What this task involves:
Select the lines that contain "Kohl" and copy each of them.

(Extracted records)
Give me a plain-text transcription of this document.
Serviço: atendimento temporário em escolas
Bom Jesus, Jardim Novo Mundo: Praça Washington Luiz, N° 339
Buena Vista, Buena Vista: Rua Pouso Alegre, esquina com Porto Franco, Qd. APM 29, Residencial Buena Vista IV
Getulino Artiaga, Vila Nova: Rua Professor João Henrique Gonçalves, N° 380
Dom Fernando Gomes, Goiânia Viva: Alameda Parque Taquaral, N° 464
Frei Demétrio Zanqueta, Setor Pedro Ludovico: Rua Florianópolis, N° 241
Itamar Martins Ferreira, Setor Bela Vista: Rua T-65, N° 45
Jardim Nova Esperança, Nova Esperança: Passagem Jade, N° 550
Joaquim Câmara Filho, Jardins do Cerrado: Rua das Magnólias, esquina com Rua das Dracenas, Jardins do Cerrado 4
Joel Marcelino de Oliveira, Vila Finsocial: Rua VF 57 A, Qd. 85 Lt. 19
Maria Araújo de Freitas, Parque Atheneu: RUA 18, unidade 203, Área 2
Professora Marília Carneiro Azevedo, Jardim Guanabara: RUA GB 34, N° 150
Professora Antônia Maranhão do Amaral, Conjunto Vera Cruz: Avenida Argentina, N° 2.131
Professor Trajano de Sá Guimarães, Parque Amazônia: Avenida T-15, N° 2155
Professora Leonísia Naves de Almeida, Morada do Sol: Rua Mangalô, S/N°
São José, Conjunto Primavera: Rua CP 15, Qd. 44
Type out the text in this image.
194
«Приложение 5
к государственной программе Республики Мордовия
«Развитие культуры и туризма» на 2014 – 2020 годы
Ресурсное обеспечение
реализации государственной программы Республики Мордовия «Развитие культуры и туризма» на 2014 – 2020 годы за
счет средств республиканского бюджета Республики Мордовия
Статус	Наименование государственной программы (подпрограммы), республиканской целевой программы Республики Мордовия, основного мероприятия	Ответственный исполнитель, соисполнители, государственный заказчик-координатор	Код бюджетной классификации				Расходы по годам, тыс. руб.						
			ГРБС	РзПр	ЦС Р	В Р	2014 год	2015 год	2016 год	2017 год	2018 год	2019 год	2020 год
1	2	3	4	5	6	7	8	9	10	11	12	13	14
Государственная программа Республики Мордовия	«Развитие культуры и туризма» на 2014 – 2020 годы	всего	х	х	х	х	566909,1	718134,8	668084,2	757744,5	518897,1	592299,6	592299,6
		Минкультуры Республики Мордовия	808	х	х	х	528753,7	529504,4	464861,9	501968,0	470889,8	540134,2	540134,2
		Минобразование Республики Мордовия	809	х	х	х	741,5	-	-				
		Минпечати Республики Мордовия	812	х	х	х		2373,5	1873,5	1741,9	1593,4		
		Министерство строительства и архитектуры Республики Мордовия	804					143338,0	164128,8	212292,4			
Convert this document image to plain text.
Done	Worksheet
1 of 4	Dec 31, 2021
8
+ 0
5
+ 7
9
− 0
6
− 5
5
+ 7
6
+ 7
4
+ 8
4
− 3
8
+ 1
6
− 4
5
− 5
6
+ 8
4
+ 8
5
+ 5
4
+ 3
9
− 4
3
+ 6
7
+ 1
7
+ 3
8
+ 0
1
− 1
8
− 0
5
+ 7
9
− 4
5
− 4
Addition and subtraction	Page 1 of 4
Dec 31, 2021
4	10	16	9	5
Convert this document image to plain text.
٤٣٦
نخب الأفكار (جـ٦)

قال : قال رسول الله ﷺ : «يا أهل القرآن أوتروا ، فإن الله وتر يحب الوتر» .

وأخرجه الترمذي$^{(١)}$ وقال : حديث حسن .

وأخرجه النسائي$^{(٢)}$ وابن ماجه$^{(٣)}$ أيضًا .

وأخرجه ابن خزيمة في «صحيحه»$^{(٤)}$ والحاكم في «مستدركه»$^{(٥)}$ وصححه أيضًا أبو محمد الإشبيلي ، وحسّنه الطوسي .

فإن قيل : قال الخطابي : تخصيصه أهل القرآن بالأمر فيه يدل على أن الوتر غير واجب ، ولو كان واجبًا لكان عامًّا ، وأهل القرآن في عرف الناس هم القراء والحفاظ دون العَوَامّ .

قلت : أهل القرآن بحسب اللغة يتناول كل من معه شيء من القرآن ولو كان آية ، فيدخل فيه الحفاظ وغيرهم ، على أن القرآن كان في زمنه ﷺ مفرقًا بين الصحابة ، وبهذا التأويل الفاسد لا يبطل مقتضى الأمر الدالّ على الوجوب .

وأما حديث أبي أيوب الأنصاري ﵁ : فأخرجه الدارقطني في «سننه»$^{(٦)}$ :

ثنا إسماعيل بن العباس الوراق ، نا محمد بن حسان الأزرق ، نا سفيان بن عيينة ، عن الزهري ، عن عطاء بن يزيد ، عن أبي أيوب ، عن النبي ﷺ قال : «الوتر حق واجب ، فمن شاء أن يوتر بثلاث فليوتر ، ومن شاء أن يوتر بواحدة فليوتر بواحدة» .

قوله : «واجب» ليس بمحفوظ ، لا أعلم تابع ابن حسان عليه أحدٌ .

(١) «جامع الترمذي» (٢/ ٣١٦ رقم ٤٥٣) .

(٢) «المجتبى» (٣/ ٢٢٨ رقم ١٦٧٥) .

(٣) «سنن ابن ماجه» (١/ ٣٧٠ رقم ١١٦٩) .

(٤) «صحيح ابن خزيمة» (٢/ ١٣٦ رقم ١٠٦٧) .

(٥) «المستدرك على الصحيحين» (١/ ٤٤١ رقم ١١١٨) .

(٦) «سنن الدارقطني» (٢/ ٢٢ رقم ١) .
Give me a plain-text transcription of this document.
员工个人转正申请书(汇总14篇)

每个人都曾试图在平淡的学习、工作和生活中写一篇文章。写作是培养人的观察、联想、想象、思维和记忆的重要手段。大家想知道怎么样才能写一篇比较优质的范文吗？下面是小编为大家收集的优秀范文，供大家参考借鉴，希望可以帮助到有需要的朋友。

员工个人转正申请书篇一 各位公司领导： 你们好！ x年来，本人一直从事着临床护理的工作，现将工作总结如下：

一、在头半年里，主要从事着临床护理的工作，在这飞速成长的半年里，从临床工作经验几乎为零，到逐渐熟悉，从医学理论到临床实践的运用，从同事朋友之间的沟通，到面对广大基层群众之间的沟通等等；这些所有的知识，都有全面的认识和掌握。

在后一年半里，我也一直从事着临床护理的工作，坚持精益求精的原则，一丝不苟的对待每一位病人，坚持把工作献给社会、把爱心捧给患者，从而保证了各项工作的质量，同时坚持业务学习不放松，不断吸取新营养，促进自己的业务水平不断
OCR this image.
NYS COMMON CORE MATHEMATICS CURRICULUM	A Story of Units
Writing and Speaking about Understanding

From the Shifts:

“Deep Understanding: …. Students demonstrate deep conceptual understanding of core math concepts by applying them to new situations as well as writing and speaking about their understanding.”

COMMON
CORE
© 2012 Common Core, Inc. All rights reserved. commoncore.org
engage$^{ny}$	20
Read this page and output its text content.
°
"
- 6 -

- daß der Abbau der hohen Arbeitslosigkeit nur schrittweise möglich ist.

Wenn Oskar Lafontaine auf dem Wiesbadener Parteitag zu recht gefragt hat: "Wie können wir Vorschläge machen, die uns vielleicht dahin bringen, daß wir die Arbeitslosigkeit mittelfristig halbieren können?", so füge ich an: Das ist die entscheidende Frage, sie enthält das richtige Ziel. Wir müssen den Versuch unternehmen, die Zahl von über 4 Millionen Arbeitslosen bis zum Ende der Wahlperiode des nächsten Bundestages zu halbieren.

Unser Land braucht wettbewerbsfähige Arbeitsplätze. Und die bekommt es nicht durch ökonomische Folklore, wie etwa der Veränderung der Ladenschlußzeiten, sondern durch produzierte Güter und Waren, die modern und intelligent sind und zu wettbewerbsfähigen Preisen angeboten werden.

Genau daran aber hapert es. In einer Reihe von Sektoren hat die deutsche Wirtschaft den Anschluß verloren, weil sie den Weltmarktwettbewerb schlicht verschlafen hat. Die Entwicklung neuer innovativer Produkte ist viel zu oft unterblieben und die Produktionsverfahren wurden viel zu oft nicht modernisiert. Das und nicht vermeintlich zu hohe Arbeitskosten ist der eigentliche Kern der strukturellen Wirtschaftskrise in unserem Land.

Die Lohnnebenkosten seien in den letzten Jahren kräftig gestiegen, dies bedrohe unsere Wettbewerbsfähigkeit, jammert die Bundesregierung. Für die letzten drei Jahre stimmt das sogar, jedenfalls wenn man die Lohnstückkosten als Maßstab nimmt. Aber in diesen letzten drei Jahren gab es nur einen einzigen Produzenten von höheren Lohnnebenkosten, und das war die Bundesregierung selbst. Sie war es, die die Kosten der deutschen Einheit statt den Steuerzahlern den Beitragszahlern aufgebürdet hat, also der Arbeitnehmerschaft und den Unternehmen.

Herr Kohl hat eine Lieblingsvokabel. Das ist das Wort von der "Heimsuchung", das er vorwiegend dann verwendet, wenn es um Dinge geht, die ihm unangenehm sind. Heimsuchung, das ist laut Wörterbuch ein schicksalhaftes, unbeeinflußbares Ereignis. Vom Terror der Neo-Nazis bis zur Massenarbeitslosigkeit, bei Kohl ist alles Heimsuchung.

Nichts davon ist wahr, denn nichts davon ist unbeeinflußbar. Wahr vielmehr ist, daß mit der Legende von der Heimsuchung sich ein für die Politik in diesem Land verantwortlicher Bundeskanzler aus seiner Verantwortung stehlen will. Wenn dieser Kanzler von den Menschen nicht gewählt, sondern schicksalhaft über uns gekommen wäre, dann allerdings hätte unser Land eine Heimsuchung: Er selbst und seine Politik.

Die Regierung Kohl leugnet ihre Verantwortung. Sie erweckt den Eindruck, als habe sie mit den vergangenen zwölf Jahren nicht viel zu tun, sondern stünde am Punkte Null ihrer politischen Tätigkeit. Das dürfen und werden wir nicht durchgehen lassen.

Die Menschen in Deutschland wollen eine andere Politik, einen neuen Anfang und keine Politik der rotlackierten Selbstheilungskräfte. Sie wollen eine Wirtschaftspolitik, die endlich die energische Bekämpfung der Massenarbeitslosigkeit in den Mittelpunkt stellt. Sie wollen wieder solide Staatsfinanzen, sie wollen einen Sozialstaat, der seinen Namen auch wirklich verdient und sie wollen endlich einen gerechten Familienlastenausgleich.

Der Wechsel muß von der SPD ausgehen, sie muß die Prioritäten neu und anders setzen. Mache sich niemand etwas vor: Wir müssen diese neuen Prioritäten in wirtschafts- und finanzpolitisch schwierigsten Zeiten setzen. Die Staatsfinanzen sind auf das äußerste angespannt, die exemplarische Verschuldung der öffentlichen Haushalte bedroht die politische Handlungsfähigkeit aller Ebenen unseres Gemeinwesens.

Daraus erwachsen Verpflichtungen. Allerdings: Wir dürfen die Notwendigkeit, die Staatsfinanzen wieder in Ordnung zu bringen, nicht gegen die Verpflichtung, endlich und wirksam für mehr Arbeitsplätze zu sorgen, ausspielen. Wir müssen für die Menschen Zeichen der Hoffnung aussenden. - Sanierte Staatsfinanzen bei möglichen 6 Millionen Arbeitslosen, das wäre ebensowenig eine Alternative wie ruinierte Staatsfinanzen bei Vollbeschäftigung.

Final result:
Herr Kohl hat eine Lieblingsvokabel. Das ist das Wort von der "Heimsuchung", das er vorwiegend dann verwendet, wenn es um Dinge geht, die ihm unangenehm sind. Heimsuchung, das ist laut Wörterbuch ein schicksalhaftes, unbeeinflußbares Ereignis. Vom Terror der Neo-Nazis bis zur Massenarbeitslosigkeit, bei Kohl ist alles Heimsuchung.
Die Regierung Kohl leugnet ihre Verantwortung. Sie erweckt den Eindruck, als habe sie mit den vergangenen zwölf Jahren nicht viel zu tun, sondern stünde am Punkte Null ihrer politischen Tätigkeit. Das dürfen und werden wir nicht durchgehen lassen.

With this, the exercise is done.